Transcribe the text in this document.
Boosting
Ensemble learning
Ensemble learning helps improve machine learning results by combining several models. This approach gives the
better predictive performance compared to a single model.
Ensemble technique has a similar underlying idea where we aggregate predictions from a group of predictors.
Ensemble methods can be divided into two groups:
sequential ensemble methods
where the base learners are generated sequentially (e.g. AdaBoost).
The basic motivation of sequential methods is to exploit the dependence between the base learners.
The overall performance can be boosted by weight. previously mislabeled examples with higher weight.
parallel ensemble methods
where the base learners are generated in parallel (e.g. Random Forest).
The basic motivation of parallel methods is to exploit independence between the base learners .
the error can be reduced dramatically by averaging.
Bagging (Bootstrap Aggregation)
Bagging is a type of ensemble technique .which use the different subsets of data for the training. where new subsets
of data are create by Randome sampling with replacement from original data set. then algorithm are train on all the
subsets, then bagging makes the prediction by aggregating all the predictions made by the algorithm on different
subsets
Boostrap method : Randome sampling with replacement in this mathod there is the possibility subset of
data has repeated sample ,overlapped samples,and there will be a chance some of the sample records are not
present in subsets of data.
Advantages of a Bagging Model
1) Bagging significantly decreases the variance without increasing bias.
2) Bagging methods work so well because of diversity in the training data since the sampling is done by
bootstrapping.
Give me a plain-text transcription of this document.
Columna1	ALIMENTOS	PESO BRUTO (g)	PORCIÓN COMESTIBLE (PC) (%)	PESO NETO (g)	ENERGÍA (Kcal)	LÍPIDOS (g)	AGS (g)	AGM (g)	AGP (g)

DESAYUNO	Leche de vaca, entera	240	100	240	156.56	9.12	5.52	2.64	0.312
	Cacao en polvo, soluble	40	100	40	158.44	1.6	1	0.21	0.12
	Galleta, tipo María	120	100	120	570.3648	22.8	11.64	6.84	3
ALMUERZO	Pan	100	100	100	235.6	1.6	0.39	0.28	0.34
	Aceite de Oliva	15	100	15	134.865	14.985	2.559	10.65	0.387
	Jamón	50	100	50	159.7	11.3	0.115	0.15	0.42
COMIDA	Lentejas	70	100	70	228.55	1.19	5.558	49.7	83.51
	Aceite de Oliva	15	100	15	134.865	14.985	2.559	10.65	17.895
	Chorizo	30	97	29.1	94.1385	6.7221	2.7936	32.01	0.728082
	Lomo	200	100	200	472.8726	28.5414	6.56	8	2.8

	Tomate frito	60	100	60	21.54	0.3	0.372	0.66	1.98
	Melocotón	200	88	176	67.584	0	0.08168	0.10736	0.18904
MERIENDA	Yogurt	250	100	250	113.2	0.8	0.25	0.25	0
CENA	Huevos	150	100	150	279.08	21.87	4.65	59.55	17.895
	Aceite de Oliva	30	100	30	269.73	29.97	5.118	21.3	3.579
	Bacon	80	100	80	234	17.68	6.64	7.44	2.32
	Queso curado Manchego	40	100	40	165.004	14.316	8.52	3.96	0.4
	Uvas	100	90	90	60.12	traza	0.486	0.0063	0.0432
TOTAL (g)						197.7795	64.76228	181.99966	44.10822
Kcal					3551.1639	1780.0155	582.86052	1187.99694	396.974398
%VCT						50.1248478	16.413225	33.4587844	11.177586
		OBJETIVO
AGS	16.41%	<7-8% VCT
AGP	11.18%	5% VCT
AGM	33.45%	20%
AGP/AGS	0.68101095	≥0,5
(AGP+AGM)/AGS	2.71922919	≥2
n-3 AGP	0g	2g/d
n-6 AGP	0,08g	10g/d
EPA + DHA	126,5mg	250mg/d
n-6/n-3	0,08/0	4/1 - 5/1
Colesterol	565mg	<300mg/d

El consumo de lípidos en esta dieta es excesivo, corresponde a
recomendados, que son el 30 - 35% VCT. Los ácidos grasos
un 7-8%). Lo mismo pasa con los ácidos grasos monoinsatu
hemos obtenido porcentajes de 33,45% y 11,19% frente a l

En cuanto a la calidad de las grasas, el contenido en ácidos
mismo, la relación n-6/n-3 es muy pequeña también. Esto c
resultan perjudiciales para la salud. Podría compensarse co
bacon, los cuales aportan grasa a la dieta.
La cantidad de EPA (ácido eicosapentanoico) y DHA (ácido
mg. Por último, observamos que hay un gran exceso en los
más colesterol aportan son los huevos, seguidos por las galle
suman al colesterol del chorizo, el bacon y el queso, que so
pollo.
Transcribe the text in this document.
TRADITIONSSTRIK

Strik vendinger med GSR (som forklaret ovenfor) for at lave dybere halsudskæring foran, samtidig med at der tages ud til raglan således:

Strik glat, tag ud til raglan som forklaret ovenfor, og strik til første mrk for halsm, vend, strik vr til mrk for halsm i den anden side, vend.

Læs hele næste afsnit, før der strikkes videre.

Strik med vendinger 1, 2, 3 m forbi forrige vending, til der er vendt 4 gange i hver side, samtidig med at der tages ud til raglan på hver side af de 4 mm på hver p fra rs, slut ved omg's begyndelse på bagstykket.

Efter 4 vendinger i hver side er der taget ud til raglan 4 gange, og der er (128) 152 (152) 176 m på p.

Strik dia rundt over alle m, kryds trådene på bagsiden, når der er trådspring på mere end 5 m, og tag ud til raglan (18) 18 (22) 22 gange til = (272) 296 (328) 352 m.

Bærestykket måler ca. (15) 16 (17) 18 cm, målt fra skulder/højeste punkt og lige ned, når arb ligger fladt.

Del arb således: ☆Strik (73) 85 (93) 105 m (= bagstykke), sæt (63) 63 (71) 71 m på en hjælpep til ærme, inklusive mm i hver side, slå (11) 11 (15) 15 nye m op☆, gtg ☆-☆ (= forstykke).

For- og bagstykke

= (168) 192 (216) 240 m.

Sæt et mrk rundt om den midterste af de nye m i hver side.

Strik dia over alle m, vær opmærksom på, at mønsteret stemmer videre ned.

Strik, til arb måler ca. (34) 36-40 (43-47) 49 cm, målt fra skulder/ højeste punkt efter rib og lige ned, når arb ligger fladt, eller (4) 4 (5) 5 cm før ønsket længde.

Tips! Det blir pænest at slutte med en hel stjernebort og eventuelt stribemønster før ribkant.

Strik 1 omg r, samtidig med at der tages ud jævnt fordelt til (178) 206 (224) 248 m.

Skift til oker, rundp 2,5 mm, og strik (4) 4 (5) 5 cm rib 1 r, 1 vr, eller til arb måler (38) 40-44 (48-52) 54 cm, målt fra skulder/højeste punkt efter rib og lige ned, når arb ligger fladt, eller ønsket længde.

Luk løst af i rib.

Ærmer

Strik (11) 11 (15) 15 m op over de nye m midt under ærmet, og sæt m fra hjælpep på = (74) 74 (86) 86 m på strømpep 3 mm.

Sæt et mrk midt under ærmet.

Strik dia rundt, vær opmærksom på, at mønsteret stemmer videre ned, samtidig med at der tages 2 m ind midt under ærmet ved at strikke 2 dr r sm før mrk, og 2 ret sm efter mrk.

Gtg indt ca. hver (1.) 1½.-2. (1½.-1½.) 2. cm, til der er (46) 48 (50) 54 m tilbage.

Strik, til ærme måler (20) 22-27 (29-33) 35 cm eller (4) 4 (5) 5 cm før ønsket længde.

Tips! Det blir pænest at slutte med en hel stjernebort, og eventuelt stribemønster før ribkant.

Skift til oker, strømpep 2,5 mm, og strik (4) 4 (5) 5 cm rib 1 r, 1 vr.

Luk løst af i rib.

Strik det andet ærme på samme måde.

----

Your goal:
Using the records above, copy each line that contains "mønsteret".

The answer:
Strik dia over alle m, vær opmærksom på, at mønsteret stemmer videre ned.
Strik dia rundt, vær opmærksom på, at mønsteret stemmer videre ned, samtidig med at der tages 2 m ind midt under ærmet ved at strikke 2 dr r sm før mrk, og 2 ret sm efter mrk.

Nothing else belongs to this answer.